# 課題
以下の項目のうち、「title」という文字列を含む行をすべて見つけ、それぞれ書き写してください。

--------------------------------

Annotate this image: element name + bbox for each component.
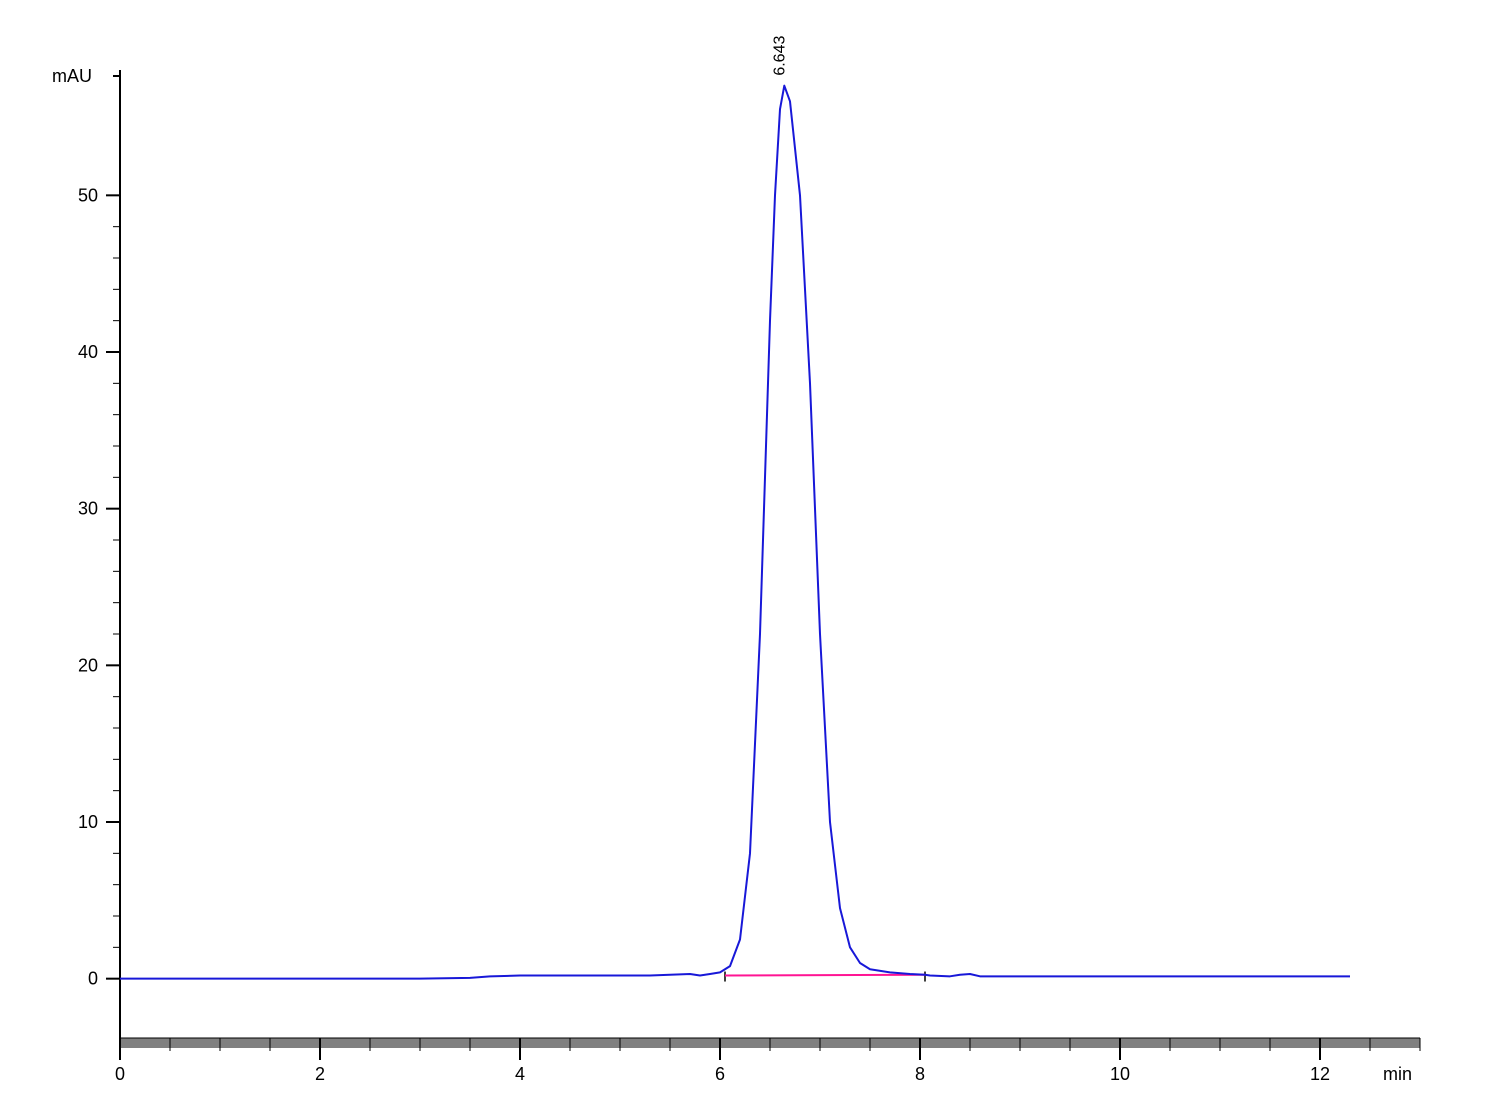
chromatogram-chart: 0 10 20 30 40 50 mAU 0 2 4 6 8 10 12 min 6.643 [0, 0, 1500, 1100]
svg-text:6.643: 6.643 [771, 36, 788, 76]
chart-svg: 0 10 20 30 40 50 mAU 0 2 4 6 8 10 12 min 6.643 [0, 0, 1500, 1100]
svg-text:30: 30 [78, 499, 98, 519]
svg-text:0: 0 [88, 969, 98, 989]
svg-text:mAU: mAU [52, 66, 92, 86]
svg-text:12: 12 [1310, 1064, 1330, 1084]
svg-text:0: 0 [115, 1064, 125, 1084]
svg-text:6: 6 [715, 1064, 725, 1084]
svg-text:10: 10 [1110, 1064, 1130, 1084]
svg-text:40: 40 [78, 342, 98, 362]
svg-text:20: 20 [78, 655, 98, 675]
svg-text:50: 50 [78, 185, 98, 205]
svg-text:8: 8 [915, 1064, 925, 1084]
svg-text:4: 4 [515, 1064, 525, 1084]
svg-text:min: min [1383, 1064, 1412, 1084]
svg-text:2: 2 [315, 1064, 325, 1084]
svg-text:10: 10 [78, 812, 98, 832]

--------------------------------

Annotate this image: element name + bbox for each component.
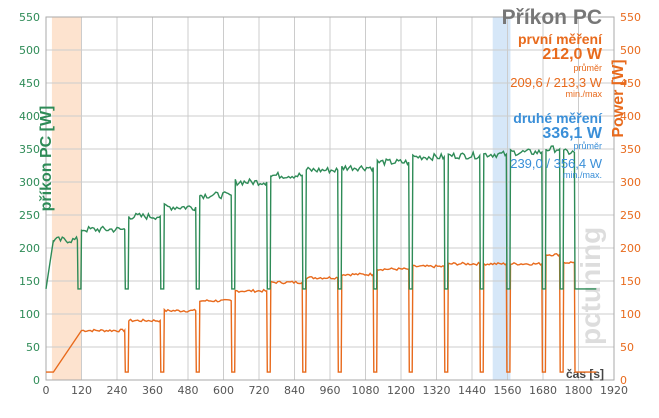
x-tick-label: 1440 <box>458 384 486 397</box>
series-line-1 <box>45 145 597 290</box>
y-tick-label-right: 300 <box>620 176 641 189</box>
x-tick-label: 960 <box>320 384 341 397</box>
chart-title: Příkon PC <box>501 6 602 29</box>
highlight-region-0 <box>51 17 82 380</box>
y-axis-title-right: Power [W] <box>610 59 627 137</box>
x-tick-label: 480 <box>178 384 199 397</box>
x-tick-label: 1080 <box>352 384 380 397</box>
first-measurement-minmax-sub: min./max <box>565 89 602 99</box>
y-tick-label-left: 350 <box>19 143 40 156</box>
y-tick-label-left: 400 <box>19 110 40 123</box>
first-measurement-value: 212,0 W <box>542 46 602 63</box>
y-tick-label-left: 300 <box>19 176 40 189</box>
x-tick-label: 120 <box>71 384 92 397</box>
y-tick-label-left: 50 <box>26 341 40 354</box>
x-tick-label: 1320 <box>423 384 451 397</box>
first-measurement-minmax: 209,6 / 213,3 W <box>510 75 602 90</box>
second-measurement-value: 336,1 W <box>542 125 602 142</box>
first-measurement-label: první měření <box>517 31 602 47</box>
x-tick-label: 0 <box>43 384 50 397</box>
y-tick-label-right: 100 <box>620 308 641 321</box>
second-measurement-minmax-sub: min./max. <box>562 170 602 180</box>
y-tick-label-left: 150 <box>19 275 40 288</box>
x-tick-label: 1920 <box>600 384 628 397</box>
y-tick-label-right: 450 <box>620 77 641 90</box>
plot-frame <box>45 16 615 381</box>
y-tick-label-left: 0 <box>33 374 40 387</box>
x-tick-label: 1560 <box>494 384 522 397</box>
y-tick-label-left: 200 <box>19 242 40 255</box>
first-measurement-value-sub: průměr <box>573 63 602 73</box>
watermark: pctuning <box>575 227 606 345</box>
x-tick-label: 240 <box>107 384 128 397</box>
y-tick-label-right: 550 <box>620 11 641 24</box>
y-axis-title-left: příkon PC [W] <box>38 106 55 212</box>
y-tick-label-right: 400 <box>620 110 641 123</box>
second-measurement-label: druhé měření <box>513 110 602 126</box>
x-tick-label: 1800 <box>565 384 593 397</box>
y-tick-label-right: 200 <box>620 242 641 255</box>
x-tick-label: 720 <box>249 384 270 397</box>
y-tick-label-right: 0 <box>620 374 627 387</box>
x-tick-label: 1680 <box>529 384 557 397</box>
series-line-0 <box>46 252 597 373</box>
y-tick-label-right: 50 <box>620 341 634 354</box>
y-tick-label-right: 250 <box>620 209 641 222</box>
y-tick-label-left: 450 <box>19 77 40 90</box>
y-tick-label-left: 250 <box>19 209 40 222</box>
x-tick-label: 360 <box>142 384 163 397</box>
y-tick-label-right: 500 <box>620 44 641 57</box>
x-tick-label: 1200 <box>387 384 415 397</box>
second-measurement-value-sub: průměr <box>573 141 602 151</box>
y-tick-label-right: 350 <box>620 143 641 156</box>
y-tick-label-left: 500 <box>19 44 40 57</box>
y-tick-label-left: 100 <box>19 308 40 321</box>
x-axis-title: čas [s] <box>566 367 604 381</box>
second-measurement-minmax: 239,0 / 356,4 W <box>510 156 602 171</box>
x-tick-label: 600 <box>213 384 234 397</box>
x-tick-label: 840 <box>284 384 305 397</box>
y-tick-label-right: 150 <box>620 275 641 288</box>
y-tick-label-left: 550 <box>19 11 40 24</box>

--------------------------------

# 最終結果
chart-title: Příkon PC <box>501 6 602 29</box>
y-axis-title-right: Power [W] <box>610 59 627 137</box>
y-axis-title-left: příkon PC [W] <box>38 106 55 212</box>
x-axis-title: čas [s] <box>566 367 604 381</box>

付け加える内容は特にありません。